• _Passage shown_:
• • •

Provide a dictionary of routes containing the possible routes between departure 
and arrival stops.
Specify the arrival time and the desired Q-value threshold (Q%) as inputs
 to the add_q_to_routes function.
Pass the delays dataset and the queried weekday as arguments to the add_q_to_routes
 function.
The function will return a new dictionary of routes with the Q-values
 added to each route.

In [None]:
#these are the mean and std of all the delays
mean_value_delays = 1.227
std_value_delays = 1.428
def add_q_to_routes(all_routes_dict,arrival_time,delays,desired_Q,queried_weekday):
    """
    Adds a Q-value to each route in the given dictionary of routes.

    Args:
        all_routes_dict (dict): A dictionary containing routes.
        arrival_time (datetime): The arrival time.
        delays (pd.DataFrame): A DataFrame containing delay information.
        desired_Q (float): The desired Q-value threshold.
        queried_weekday (string): The weekday of the trip
    Returns:
        dict: A new dictionary with Q-values added to the routes.
    """
        
    new_routes_list = []
    for key in all_routes_dict:
        routes = all_routes_dict[key]
        for index, route in enumerate(routes):
            q_value = get_q_value(route,arrival_time,queried_weekday,delays)
            if q_value>= desired_Q:
                new_route = []
                for x in list(reversed(route)):
                    x.append(q_value)  
                    new_route.append(x)  
                new_routes_list.append(new_route)

    return new_routes_list


def reduce_route(route):
    """
    Reduces the given route by removing consecutive stops with the same stop_id.

• • •

• _Dataset records_:
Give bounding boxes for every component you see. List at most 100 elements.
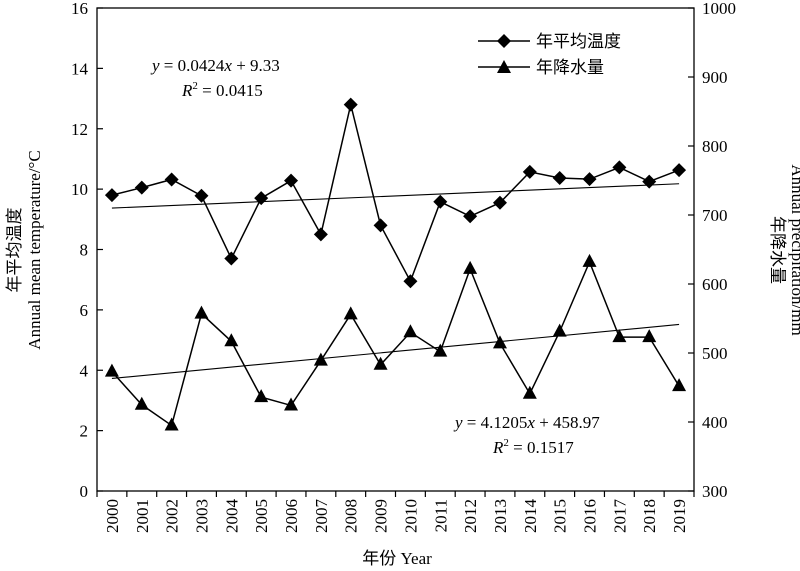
temp-diamond-point [582,172,597,187]
y-left-tick-label: 14 [71,59,89,78]
temp-r2-line: R2 = 0.0415 [181,80,263,100]
y-right-tick-label: 600 [702,275,728,294]
x-tick-label: 2014 [521,499,540,534]
y-axis-right-title-cn: 年降水量 [768,216,787,284]
temp-diamond-point [642,174,657,189]
axes-group: 0 2 4 6 8 10 12 14 16 300 400 500 600 700 800 900 1000 20… [71,0,736,533]
precip-triangle-point [343,306,358,320]
x-tick-label: 2001 [133,499,152,533]
precip-equation-line: y = 4.1205x + 458.97 [453,413,600,432]
temp-diamond-point [463,209,478,224]
y-axis-left-title-en: Annual mean temperature/°C [25,150,44,349]
precip-triangle-point [134,396,149,410]
x-tick-label: 2006 [282,499,301,533]
y-left-tick-label: 12 [71,120,88,139]
precip-triangle-point [463,260,478,274]
y-left-tick-label: 2 [80,422,89,441]
y-right-tick-label: 500 [702,344,728,363]
precip-triangle-point [194,305,209,319]
precip-series-line [111,259,680,427]
x-tick-label: 2005 [252,499,271,533]
temp-diamond-point [522,164,537,179]
precip-triangle-point [492,335,507,349]
temp-diamond-point [552,170,567,185]
series-group [104,97,687,431]
y-left-tick-label: 0 [80,482,89,501]
y-left-tick-label: 10 [71,180,88,199]
x-tick-label: 2010 [401,499,420,533]
precip-triangle-point [582,253,597,267]
x-axis-title: 年份 Year [362,549,432,568]
y-right-tick-label: 1000 [702,0,736,18]
x-tick-label: 2019 [670,499,689,533]
y-right-tick-label: 700 [702,206,728,225]
temp-diamond-point [373,218,388,233]
temp-diamond-point [492,195,507,210]
y-right-tick-label: 300 [702,482,728,501]
temp-trendline [111,183,680,209]
temp-diamond-point [104,188,119,203]
temp-diamond-point [284,173,299,188]
x-tick-label: 2002 [163,499,182,533]
legend-diamond-marker [497,34,511,48]
x-tick-label: 2018 [640,499,659,533]
x-tick-label: 2011 [431,499,450,532]
precip-triangle-point [104,363,119,377]
y-axis-left-title: 年平均温度 Annual mean temperature/°C [5,150,44,349]
precip-triangle-point [642,329,657,343]
y-right-tick-label: 400 [702,413,728,432]
temp-diamond-point [313,227,328,242]
trendlines-group [111,183,680,380]
y-axis-right-title-en: Annual precipitation/mm [788,164,800,335]
temp-equation-line: y = 0.0424x + 9.33 [150,56,280,75]
x-tick-label: 2008 [342,499,361,533]
x-tick-label: 2015 [551,499,570,533]
precip-triangle-point [313,352,328,366]
x-tick-label: 2009 [372,499,391,533]
y-left-tick-label: 4 [80,361,89,380]
y-right-tick-label: 900 [702,68,728,87]
precip-triangle-point [612,329,627,343]
precip-triangle-point [373,356,388,370]
legend-triangle-marker [497,60,511,73]
x-tick-label: 2017 [610,499,629,534]
temp-diamond-point [194,188,209,203]
temp-diamond-point [672,163,687,178]
precip-triangle-point [403,324,418,338]
x-tick-label: 2012 [461,499,480,533]
precip-triangle-point [224,333,239,347]
legend-label-precip: 年降水量 [536,58,604,77]
y-axis-left-title-cn: 年平均温度 [5,208,24,293]
precip-r2-line: R2 = 0.1517 [492,437,574,457]
x-tick-label: 2000 [103,499,122,533]
y-left-tick-label: 6 [80,301,89,320]
x-tick-label: 2003 [192,499,211,533]
x-tick-label: 2016 [581,499,600,533]
y-left-tick-label: 8 [80,241,89,260]
precip-regression-equation: y = 4.1205x + 458.97 R2 = 0.1517 [453,413,600,457]
x-tick-label: 2007 [312,499,331,534]
temp-diamond-point [254,191,269,206]
x-tick-label: 2013 [491,499,510,533]
precip-triangle-point [552,323,567,337]
temp-diamond-point [433,194,448,209]
precip-triangle-point [164,417,179,431]
temp-diamond-point [134,180,149,195]
y-axis-right-title: 年降水量 Annual precipitation/mm [768,164,800,335]
temp-diamond-point [224,251,239,266]
y-left-tick-label: 16 [71,0,88,18]
legend-label-temp: 年平均温度 [536,32,621,51]
precip-triangle-point [433,343,448,357]
y-right-tick-label: 800 [702,137,728,156]
legend: 年平均温度 年降水量 [478,32,621,77]
temp-diamond-point [343,97,358,112]
temp-series-line [111,104,680,284]
precip-triangle-point [522,385,537,399]
x-tick-label: 2004 [222,499,241,534]
precip-triangle-point [672,378,687,392]
precip-triangle-point [284,397,299,411]
temp-diamond-point [612,160,627,175]
precip-triangle-point [254,389,269,403]
precip-trendline [111,323,680,380]
temp-regression-equation: y = 0.0424x + 9.33 R2 = 0.0415 [150,56,280,100]
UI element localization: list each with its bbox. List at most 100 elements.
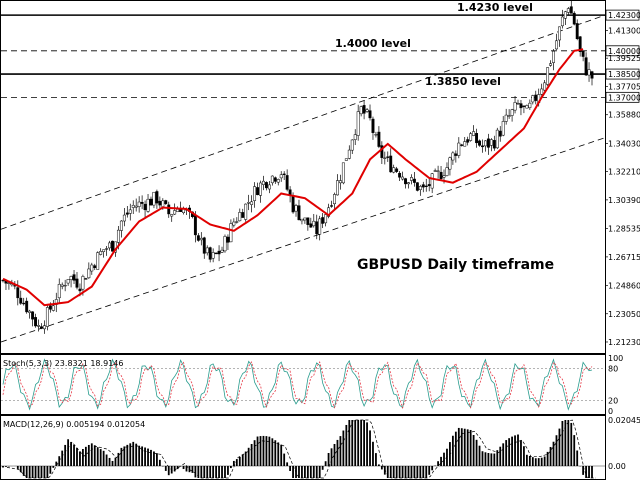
candle-body xyxy=(504,114,508,122)
macd-bar xyxy=(173,466,176,472)
candle xyxy=(418,184,422,196)
candle xyxy=(380,141,384,164)
candle xyxy=(546,67,550,87)
macd-bar xyxy=(126,444,129,466)
macd-bar xyxy=(460,428,463,466)
macd-bar xyxy=(31,466,34,478)
candle xyxy=(519,99,523,116)
macd-bar xyxy=(306,466,309,478)
candle xyxy=(45,304,49,331)
candle xyxy=(270,175,274,186)
candle xyxy=(466,136,470,146)
candle xyxy=(22,297,26,306)
candle xyxy=(125,206,129,218)
macd-bar xyxy=(232,460,235,466)
price-tick-label: 1.37705 xyxy=(608,82,640,91)
macd-bar xyxy=(40,466,43,478)
candle-body xyxy=(315,221,319,235)
candle xyxy=(297,199,301,221)
candle xyxy=(498,126,502,142)
macd-bar xyxy=(490,453,493,466)
candle-body xyxy=(140,202,144,204)
candle xyxy=(99,248,103,256)
candle-body xyxy=(116,229,120,243)
macd-tick-label: 0.00 xyxy=(608,462,626,471)
candle xyxy=(34,313,38,328)
macd-bar xyxy=(528,455,531,466)
candle-body xyxy=(108,242,112,249)
candlesticks xyxy=(1,0,594,334)
candle-body xyxy=(442,175,446,178)
stoch-tick-label: 100 xyxy=(608,354,623,363)
candle-body xyxy=(392,167,396,173)
stoch-signal-line xyxy=(2,360,593,410)
candle-body xyxy=(457,142,461,156)
candle-body xyxy=(516,102,520,105)
macd-bar xyxy=(466,429,469,466)
candle xyxy=(347,145,351,160)
candle-body xyxy=(407,182,410,185)
candle xyxy=(344,158,348,161)
macd-label: MACD(12,26,9) 0.005194 0.012054 xyxy=(3,420,145,429)
candle-body xyxy=(87,268,91,279)
candle-body xyxy=(22,302,26,305)
candle xyxy=(513,95,517,114)
candle-body xyxy=(418,186,422,190)
macd-bar xyxy=(389,466,392,478)
candle-body xyxy=(309,223,313,228)
candle-body xyxy=(193,215,197,236)
macd-bar xyxy=(321,466,324,470)
candle-body xyxy=(202,237,206,254)
candle-body xyxy=(75,278,79,288)
candle-body xyxy=(264,182,268,189)
macd-bar xyxy=(540,457,543,466)
macd-bar xyxy=(576,450,579,466)
candle xyxy=(510,108,514,122)
candle xyxy=(253,182,257,208)
candle xyxy=(128,203,132,221)
candle-body xyxy=(134,205,138,208)
macd-bar xyxy=(156,453,158,466)
candle-body xyxy=(321,217,325,224)
candle-body xyxy=(486,138,490,148)
candle xyxy=(389,148,393,173)
price-tick-label: 1.30390 xyxy=(608,196,640,205)
candle-body xyxy=(244,203,248,220)
candle-body xyxy=(69,276,73,280)
support-resistance-levels xyxy=(1,14,605,98)
macd-bar xyxy=(96,447,99,466)
candle-body xyxy=(478,140,481,146)
macd-bar xyxy=(537,458,540,466)
candle-body xyxy=(273,177,277,182)
candle xyxy=(309,217,313,228)
macd-bar xyxy=(67,439,70,466)
macd-bar xyxy=(215,466,218,478)
candle-body xyxy=(161,200,165,207)
macd-bar xyxy=(564,420,567,466)
candle-body xyxy=(415,182,419,191)
candle-body xyxy=(99,251,103,255)
candle-body xyxy=(155,191,159,204)
macd-bar xyxy=(87,444,90,466)
macd-bar xyxy=(428,466,431,475)
macd-bar xyxy=(401,466,404,478)
candle xyxy=(131,200,135,215)
candle-body xyxy=(152,191,156,206)
macd-bar xyxy=(135,443,138,466)
candle-body xyxy=(208,247,212,260)
candle xyxy=(415,182,419,192)
macd-bar xyxy=(573,435,576,466)
macd-bar xyxy=(218,466,220,478)
candle xyxy=(377,126,381,149)
candle xyxy=(531,94,535,105)
macd-bar xyxy=(309,466,312,478)
candle xyxy=(374,131,378,138)
candle xyxy=(427,178,431,192)
stoch-main-line xyxy=(2,358,593,411)
candle xyxy=(259,180,262,203)
candle-body xyxy=(294,205,298,212)
candle-body xyxy=(220,249,224,253)
channel-lower-line xyxy=(0,137,606,343)
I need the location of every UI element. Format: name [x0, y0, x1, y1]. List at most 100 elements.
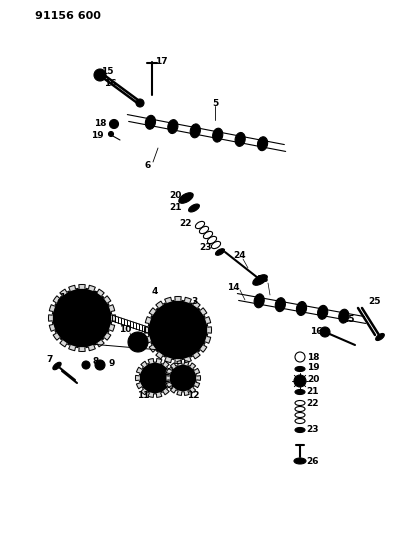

• • •

• _Exercise_:
In the passage, what value is assigned to the standard deviation of all the delays? The items have no connection to the passage.

• _Exercise result_:
1.428